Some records
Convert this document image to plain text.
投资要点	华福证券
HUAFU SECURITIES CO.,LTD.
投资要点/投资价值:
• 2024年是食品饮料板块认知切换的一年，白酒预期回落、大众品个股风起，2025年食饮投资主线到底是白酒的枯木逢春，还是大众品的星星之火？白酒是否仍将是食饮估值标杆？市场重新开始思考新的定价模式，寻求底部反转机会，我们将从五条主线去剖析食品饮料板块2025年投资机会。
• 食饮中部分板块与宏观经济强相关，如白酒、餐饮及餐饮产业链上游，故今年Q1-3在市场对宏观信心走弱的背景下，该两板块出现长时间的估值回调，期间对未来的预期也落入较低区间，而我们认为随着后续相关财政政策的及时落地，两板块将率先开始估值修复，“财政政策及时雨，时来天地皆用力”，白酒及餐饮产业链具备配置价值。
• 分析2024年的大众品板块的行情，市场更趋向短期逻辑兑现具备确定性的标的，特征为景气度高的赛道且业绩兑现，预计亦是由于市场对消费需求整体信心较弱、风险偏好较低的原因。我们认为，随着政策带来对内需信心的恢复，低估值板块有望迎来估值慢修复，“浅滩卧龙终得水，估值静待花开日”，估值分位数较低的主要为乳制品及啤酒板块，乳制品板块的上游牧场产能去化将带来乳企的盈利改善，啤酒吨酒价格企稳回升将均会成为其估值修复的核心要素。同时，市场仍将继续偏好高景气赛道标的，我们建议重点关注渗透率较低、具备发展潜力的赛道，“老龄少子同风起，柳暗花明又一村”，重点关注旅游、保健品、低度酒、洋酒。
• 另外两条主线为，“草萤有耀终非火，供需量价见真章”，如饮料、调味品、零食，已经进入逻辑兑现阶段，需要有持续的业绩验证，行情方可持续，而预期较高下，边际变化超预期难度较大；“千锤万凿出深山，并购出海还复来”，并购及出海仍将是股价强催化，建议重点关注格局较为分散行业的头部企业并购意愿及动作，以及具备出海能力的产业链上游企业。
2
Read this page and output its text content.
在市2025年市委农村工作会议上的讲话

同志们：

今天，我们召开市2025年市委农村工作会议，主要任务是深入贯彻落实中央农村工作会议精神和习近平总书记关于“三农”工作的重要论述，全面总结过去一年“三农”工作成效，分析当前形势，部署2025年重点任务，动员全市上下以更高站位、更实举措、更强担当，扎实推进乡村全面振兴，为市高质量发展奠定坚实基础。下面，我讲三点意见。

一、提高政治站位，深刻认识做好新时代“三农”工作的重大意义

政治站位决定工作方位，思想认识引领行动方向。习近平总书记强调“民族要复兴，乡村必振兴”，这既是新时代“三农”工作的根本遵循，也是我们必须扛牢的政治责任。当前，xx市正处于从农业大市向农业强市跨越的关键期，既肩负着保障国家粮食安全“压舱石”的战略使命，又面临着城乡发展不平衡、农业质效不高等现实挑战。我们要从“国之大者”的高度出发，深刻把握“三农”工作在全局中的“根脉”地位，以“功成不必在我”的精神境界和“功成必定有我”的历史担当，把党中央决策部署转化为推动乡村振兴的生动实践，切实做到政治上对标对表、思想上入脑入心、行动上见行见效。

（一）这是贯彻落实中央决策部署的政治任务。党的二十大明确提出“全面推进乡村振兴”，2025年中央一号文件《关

## TASK OBJECTIVE
Only lines with "text" are wanted here; list each of them.

## SOLUTION FOR THIS PROBLEM
Convert this document image to plain text.
Read this page and output its text content.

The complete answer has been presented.